Exercise => Tally the lines holding "carpenter" and state only that figure.

Data records =>
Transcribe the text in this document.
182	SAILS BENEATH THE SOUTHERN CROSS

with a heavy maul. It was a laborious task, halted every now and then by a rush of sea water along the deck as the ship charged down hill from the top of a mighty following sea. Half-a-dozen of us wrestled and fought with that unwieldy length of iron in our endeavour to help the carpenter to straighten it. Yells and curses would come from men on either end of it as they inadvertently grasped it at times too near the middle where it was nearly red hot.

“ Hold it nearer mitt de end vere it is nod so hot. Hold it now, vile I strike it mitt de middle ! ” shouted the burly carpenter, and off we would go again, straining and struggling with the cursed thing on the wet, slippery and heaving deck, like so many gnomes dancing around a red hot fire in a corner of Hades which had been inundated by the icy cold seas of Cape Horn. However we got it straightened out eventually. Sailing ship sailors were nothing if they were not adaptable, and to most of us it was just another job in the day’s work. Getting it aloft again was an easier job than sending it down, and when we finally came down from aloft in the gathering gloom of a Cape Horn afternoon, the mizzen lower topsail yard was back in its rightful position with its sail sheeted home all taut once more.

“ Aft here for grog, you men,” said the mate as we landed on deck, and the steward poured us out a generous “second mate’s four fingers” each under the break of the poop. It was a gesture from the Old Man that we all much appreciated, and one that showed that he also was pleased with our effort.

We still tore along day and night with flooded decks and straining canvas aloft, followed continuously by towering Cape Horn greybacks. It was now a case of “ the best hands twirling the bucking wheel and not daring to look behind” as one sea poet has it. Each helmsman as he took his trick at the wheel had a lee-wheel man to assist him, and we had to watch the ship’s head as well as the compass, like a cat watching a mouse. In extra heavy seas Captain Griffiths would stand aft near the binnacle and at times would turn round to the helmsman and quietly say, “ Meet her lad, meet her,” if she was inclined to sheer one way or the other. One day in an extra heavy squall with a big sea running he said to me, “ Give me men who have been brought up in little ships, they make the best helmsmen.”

In response => 2